■ **TASK OBJECTIVE**: Make an exact copy of each entry, leaving out every picture.

BEGIN

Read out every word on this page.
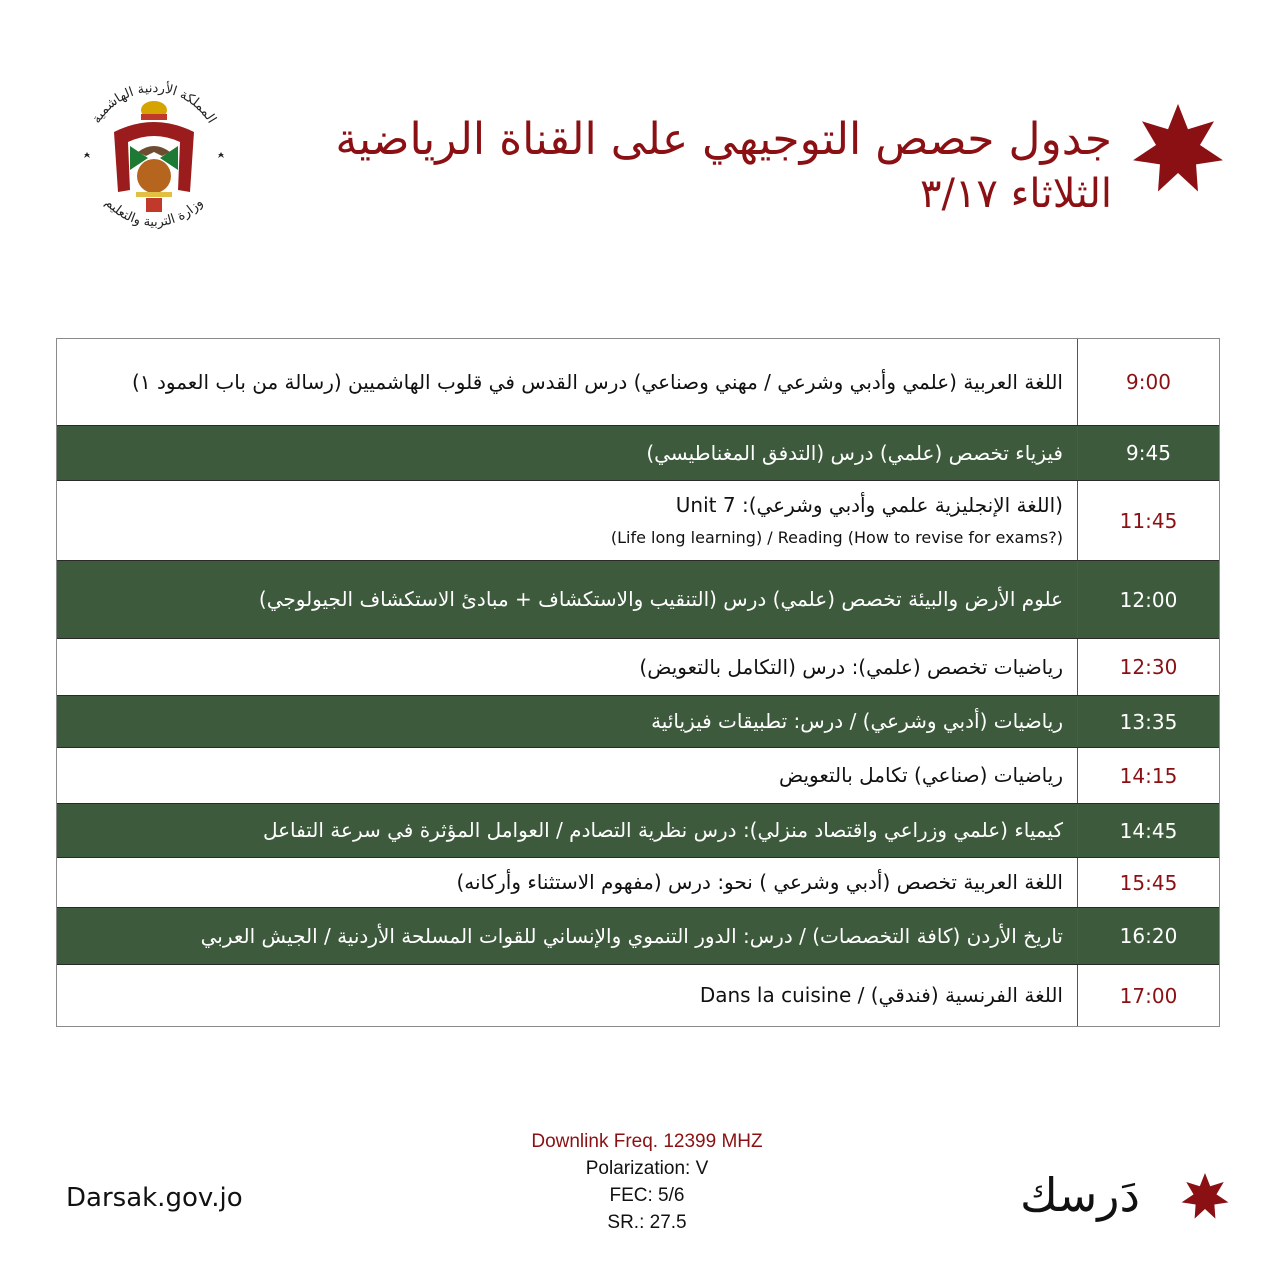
المملكة الأردنية الهاشمية
وزارة التربية والتعليم
جدول حصص التوجيهي على القناة الرياضية
الثلاثاء ٣/١٧
9:00
اللغة العربية (علمي وأدبي وشرعي / مهني وصناعي) درس القدس في قلوب الهاشميين (رسالة من باب العمود ١)
9:45
فيزياء تخصص (علمي) درس (التدفق المغناطيسي)
11:45
(اللغة الإنجليزية علمي وأدبي وشرعي): Unit 7
(Life long learning) / Reading (How to revise for exams?)
12:00
علوم الأرض والبيئة تخصص (علمي) درس (التنقيب والاستكشاف + مبادئ الاستكشاف الجيولوجي)
12:30
رياضيات تخصص (علمي): درس (التكامل بالتعويض)
13:35
رياضيات (أدبي وشرعي) / درس: تطبيقات فيزيائية
14:15
رياضيات (صناعي) تكامل بالتعويض
14:45
كيمياء (علمي وزراعي واقتصاد منزلي): درس نظرية التصادم / العوامل المؤثرة في سرعة التفاعل
15:45
اللغة العربية تخصص (أدبي وشرعي ) نحو: درس (مفهوم الاستثناء وأركانه)
16:20
تاريخ الأردن (كافة التخصصات) / درس: الدور التنموي والإنساني للقوات المسلحة الأردنية / الجيش العربي
17:00
اللغة الفرنسية (فندقي) / Dans la cuisine
Darsak.gov.jo
Downlink Freq. 12399 MHZ
Polarization: V
FEC: 5/6
SR.: 27.5
دَرسك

END

■ **RIGHT ANSWER**:
Read out every word on this page.
المملكة الأردنية الهاشمية
وزارة التربية والتعليم
جدول حصص التوجيهي على القناة الرياضية
الثلاثاء ٣/١٧
9:00
اللغة العربية (علمي وأدبي وشرعي / مهني وصناعي) درس القدس في قلوب الهاشميين (رسالة من باب العمود ١)
9:45
فيزياء تخصص (علمي) درس (التدفق المغناطيسي)
11:45
(اللغة الإنجليزية علمي وأدبي وشرعي): Unit 7
(Life long learning) / Reading (How to revise for exams?)
12:00
علوم الأرض والبيئة تخصص (علمي) درس (التنقيب والاستكشاف + مبادئ الاستكشاف الجيولوجي)
12:30
رياضيات تخصص (علمي): درس (التكامل بالتعويض)
13:35
رياضيات (أدبي وشرعي) / درس: تطبيقات فيزيائية
14:15
رياضيات (صناعي) تكامل بالتعويض
14:45
كيمياء (علمي وزراعي واقتصاد منزلي): درس نظرية التصادم / العوامل المؤثرة في سرعة التفاعل
15:45
اللغة العربية تخصص (أدبي وشرعي ) نحو: درس (مفهوم الاستثناء وأركانه)
16:20
تاريخ الأردن (كافة التخصصات) / درس: الدور التنموي والإنساني للقوات المسلحة الأردنية / الجيش العربي
17:00
اللغة الفرنسية (فندقي) / Dans la cuisine
Darsak.gov.jo
Downlink Freq. 12399 MHZ
Polarization: V
FEC: 5/6
SR.: 27.5
دَرسك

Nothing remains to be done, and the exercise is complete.